### YOUR ASSIGNMENT
Duplicate the passage on notable autodefenestrations, from "In December 1840, Abraham" up to and including "Illinois State Bank.", without changing a word.

### PASSAGE PROVIDED

● ● ●

Notable autodefenestrations 

Autodefenestration (or self-defenestration) is the term used for the act of jumping, propelling oneself, or causing oneself to fall, out of a window. 
 In the Acts of the Apostles in the New Testament, the accidental autodefenestration of a young man of Troas named Eutychus is recorded. The Apostle Paul was travelling to Jerusalem and had stopped for seven days in Troas. While Paul was preaching in a third-story room late on a Sunday night to the local assembly of Christian believers, Eutychus drifted off to sleep and fell out of the window in which he was sitting. The text indicates that Eutychus did not survive but was brought back to life after Paul embraced him. ()
In December 1840, Abraham Lincoln and four other Illinois legislators jumped out of a window in a political maneuver designed to prevent a quorum on a vote that would have eliminated the Illinois State Bank.
During the Revolutions of 1848, an agitated crowd forced their way into the town hall in Cologne and two city councillors panicked and jumped out of the window; one of them broke both his legs. The event went down in the city's history as the "Cologne Defenestration".
 In 1991, British informer Martin McGartland was abducted by members of the Provisional IRA. As he waited to be interrogated, McGartland escaped the IRA by jumping from a third floor window in a Twinbrook flat where he had been taken for interrogation following his abduction, and survived the fall.

● ● ●

### MATERIAL PROVIDED
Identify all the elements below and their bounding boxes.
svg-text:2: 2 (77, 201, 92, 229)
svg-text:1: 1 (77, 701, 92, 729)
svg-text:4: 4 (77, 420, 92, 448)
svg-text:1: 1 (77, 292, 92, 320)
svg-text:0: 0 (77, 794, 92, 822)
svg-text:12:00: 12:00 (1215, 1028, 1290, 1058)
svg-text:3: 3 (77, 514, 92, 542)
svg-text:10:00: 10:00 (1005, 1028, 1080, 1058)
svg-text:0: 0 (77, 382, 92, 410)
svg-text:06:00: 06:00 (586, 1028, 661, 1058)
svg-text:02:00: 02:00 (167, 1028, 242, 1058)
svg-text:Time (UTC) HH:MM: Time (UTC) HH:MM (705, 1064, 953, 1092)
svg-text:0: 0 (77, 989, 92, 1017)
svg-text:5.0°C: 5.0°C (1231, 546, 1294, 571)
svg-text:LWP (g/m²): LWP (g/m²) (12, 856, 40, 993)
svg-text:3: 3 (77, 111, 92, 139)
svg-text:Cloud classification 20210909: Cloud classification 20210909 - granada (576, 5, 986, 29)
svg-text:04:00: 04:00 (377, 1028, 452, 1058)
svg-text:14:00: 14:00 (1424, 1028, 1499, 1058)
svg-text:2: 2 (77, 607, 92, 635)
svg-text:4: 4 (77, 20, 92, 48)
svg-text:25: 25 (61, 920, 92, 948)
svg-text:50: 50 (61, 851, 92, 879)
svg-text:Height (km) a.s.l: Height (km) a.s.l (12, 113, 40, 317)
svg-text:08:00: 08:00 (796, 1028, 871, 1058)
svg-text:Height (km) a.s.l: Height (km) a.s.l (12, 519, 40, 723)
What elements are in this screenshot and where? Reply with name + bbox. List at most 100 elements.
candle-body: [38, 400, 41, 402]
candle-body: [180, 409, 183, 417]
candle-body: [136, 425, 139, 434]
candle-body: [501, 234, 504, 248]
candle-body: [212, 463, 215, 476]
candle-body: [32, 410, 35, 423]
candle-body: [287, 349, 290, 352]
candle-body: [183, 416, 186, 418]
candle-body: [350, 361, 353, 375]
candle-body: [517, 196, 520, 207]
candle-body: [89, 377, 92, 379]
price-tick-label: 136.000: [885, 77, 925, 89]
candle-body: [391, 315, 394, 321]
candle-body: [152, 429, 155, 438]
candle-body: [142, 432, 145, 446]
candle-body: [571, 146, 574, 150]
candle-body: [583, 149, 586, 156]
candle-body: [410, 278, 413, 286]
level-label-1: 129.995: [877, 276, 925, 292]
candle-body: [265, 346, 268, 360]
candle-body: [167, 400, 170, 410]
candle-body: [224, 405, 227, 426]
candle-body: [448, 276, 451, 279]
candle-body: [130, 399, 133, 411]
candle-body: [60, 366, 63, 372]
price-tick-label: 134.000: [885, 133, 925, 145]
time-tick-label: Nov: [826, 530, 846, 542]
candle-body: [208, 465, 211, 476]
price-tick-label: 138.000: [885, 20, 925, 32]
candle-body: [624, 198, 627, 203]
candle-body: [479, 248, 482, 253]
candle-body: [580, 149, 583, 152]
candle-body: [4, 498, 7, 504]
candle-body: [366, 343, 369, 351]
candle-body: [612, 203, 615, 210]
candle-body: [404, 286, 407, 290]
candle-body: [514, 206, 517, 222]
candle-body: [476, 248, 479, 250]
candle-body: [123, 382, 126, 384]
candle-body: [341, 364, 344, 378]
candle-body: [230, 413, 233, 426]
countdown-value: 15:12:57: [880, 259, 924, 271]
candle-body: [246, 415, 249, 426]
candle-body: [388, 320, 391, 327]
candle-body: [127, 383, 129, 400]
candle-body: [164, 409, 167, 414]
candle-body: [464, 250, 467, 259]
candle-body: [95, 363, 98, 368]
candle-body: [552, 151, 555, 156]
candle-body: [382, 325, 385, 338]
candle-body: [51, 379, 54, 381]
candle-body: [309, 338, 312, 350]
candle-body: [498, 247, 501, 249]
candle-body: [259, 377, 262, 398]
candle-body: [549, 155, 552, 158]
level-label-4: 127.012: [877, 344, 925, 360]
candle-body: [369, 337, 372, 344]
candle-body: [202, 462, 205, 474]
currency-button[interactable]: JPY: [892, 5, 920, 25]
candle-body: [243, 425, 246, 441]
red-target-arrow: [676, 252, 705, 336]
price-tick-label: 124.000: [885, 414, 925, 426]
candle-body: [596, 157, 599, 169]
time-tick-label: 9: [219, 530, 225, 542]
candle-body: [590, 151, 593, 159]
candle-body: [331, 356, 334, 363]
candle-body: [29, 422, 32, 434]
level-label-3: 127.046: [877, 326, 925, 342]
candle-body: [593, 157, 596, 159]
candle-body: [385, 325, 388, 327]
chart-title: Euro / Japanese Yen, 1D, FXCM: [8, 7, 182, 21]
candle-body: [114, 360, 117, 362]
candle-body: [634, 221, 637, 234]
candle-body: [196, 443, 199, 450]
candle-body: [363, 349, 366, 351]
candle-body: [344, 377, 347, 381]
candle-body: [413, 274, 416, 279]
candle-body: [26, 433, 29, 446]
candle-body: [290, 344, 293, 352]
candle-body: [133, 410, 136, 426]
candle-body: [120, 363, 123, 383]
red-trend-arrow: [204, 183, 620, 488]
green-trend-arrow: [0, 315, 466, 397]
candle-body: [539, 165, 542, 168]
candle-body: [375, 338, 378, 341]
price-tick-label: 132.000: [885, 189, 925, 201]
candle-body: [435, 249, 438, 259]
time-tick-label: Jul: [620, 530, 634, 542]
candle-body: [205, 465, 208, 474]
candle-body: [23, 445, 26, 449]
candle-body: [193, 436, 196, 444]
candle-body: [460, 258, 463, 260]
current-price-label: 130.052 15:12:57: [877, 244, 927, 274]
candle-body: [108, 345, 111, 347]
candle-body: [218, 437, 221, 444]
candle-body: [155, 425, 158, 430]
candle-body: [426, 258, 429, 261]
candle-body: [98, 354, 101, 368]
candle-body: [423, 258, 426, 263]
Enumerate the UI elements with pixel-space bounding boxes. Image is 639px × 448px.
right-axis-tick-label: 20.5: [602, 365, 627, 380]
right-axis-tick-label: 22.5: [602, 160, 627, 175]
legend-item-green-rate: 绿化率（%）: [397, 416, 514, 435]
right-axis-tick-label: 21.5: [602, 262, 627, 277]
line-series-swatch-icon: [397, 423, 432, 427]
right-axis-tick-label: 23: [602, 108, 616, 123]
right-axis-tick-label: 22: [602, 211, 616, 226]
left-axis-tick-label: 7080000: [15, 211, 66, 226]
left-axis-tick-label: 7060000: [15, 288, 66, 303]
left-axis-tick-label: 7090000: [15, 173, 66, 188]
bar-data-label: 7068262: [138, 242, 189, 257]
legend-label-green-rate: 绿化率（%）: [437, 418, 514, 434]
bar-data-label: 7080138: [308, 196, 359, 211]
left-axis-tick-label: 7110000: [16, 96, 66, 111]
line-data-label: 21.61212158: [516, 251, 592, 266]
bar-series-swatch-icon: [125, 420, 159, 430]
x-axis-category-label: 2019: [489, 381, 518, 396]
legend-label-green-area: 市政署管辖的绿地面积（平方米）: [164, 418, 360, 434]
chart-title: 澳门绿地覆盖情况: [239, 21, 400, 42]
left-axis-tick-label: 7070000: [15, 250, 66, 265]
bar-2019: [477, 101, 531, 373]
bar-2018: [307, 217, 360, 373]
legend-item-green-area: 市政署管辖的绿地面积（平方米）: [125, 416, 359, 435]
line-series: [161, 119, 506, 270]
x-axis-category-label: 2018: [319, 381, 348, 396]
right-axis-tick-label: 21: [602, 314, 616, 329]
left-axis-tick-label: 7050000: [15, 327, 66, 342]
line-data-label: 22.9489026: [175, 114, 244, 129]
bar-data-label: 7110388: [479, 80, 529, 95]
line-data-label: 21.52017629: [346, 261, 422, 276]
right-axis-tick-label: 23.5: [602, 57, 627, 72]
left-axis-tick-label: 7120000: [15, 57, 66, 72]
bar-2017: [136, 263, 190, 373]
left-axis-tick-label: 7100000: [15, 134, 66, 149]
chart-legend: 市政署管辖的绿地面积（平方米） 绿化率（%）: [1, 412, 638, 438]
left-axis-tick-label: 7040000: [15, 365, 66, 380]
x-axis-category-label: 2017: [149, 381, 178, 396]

● ● ●

### WRITTEN ANSWER
In December 1840, Abraham Lincoln and four other Illinois legislators jumped out of a window in a political maneuver designed to prevent a quorum on a vote that would have eliminated the Illinois State Bank.